Objective:
The records below are to be copied word for word, with every picture left out.

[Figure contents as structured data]
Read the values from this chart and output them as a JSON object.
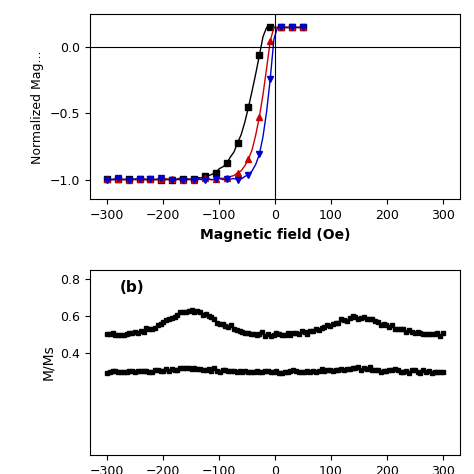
{
  "top_panel": {
    "ylabel": "Normalized Mag...",
    "xlabel": "Magnetic field (Oe)",
    "xlim": [
      -330,
      330
    ],
    "ylim": [
      -1.15,
      0.25
    ],
    "yticks": [
      0.0,
      -0.5,
      -1.0
    ],
    "xticks": [
      -300,
      -200,
      -100,
      0,
      100,
      200,
      300
    ],
    "hline_y": 0.0,
    "vline_x": 0.0,
    "colors": [
      "#000000",
      "#cc0000",
      "#0000cc"
    ],
    "markers": [
      "s",
      "^",
      "v"
    ]
  },
  "bottom_panel": {
    "ylabel": "M/Ms",
    "xlim": [
      -330,
      330
    ],
    "ylim": [
      -0.15,
      0.85
    ],
    "yticks": [
      0.8,
      0.6,
      0.4
    ],
    "label_b": "(b)",
    "color": "#000000",
    "marker": "s"
  }
}
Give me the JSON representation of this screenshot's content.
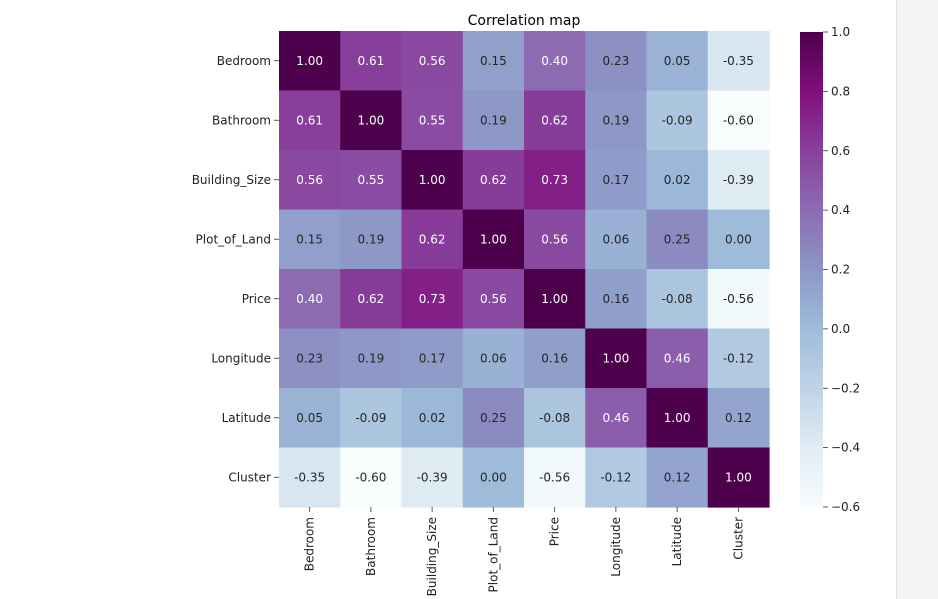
{
  "chart_data": {
    "type": "heatmap",
    "title": "Correlation map",
    "rows": [
      "Bedroom",
      "Bathroom",
      "Building_Size",
      "Plot_of_Land",
      "Price",
      "Longitude",
      "Latitude",
      "Cluster"
    ],
    "columns": [
      "Bedroom",
      "Bathroom",
      "Building_Size",
      "Plot_of_Land",
      "Price",
      "Longitude",
      "Latitude",
      "Cluster"
    ],
    "values": [
      [
        1.0,
        0.61,
        0.56,
        0.15,
        0.4,
        0.23,
        0.05,
        -0.35
      ],
      [
        0.61,
        1.0,
        0.55,
        0.19,
        0.62,
        0.19,
        -0.09,
        -0.6
      ],
      [
        0.56,
        0.55,
        1.0,
        0.62,
        0.73,
        0.17,
        0.02,
        -0.39
      ],
      [
        0.15,
        0.19,
        0.62,
        1.0,
        0.56,
        0.06,
        0.25,
        0.0
      ],
      [
        0.4,
        0.62,
        0.73,
        0.56,
        1.0,
        0.16,
        -0.08,
        -0.56
      ],
      [
        0.23,
        0.19,
        0.17,
        0.06,
        0.16,
        1.0,
        0.46,
        -0.12
      ],
      [
        0.05,
        -0.09,
        0.02,
        0.25,
        -0.08,
        0.46,
        1.0,
        0.12
      ],
      [
        -0.35,
        -0.6,
        -0.39,
        0.0,
        -0.56,
        -0.12,
        0.12,
        1.0
      ]
    ],
    "value_format": "0.00",
    "colormap": "BuPu",
    "colorbar": {
      "range": [
        -0.6,
        1.0
      ],
      "ticks": [
        1.0,
        0.8,
        0.6,
        0.4,
        0.2,
        0.0,
        -0.2,
        -0.4,
        -0.6
      ],
      "tick_labels": [
        "1.0",
        "0.8",
        "0.6",
        "0.4",
        "0.2",
        "0.0",
        "−0.2",
        "−0.4",
        "−0.6"
      ]
    },
    "colormap_stops": [
      "#f7fcfd",
      "#e0ecf4",
      "#bfd3e6",
      "#9ebcda",
      "#8c96c6",
      "#8c6bb1",
      "#88419d",
      "#810f7c",
      "#4d004b"
    ],
    "x_tick_rotation": "vertical",
    "grid": false
  }
}
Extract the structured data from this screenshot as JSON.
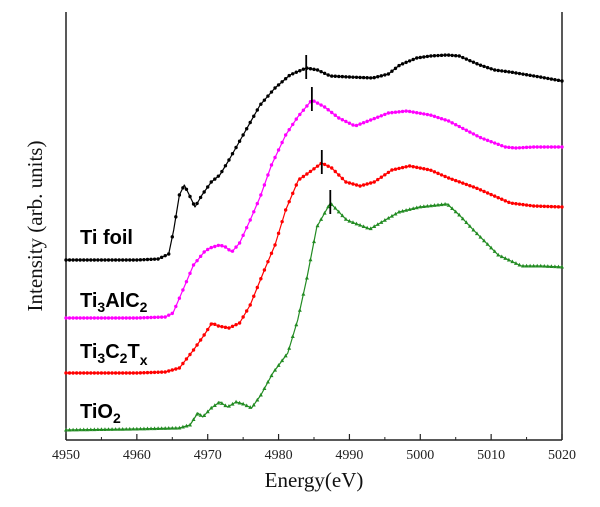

Task result:
Read the values from this chart and output them as a JSON object.
{
  "top_panel": {
    "ylabel": "Normalized Mag...",
    "xlabel": "Magnetic field (Oe)",
    "xlim": [
      -330,
      330
    ],
    "ylim": [
      -1.15,
      0.25
    ],
    "yticks": [
      0.0,
      -0.5,
      -1.0
    ],
    "xticks": [
      -300,
      -200,
      -100,
      0,
      100,
      200,
      300
    ],
    "hline_y": 0.0,
    "vline_x": 0.0,
    "colors": [
      "#000000",
      "#cc0000",
      "#0000cc"
    ],
    "markers": [
      "s",
      "^",
      "v"
    ]
  },
  "bottom_panel": {
    "ylabel": "M/Ms",
    "xlim": [
      -330,
      330
    ],
    "ylim": [
      -0.15,
      0.85
    ],
    "yticks": [
      0.8,
      0.6,
      0.4
    ],
    "label_b": "(b)",
    "color": "#000000",
    "marker": "s"
  }
}
Give me the JSON representation of this screenshot's content.
{
  "chart_data": {
    "type": "heatmap",
    "title": "Correlation map",
    "rows": [
      "Bedroom",
      "Bathroom",
      "Building_Size",
      "Plot_of_Land",
      "Price",
      "Longitude",
      "Latitude",
      "Cluster"
    ],
    "columns": [
      "Bedroom",
      "Bathroom",
      "Building_Size",
      "Plot_of_Land",
      "Price",
      "Longitude",
      "Latitude",
      "Cluster"
    ],
    "values": [
      [
        1.0,
        0.61,
        0.56,
        0.15,
        0.4,
        0.23,
        0.05,
        -0.35
      ],
      [
        0.61,
        1.0,
        0.55,
        0.19,
        0.62,
        0.19,
        -0.09,
        -0.6
      ],
      [
        0.56,
        0.55,
        1.0,
        0.62,
        0.73,
        0.17,
        0.02,
        -0.39
      ],
      [
        0.15,
        0.19,
        0.62,
        1.0,
        0.56,
        0.06,
        0.25,
        0.0
      ],
      [
        0.4,
        0.62,
        0.73,
        0.56,
        1.0,
        0.16,
        -0.08,
        -0.56
      ],
      [
        0.23,
        0.19,
        0.17,
        0.06,
        0.16,
        1.0,
        0.46,
        -0.12
      ],
      [
        0.05,
        -0.09,
        0.02,
        0.25,
        -0.08,
        0.46,
        1.0,
        0.12
      ],
      [
        -0.35,
        -0.6,
        -0.39,
        0.0,
        -0.56,
        -0.12,
        0.12,
        1.0
      ]
    ],
    "value_format": "0.00",
    "colormap": "BuPu",
    "colorbar": {
      "range": [
        -0.6,
        1.0
      ],
      "ticks": [
        1.0,
        0.8,
        0.6,
        0.4,
        0.2,
        0.0,
        -0.2,
        -0.4,
        -0.6
      ],
      "tick_labels": [
        "1.0",
        "0.8",
        "0.6",
        "0.4",
        "0.2",
        "0.0",
        "−0.2",
        "−0.4",
        "−0.6"
      ]
    },
    "colormap_stops": [
      "#f7fcfd",
      "#e0ecf4",
      "#bfd3e6",
      "#9ebcda",
      "#8c96c6",
      "#8c6bb1",
      "#88419d",
      "#810f7c",
      "#4d004b"
    ],
    "x_tick_rotation": "vertical",
    "grid": false
  }
}
Extract the structured data from this screenshot as JSON.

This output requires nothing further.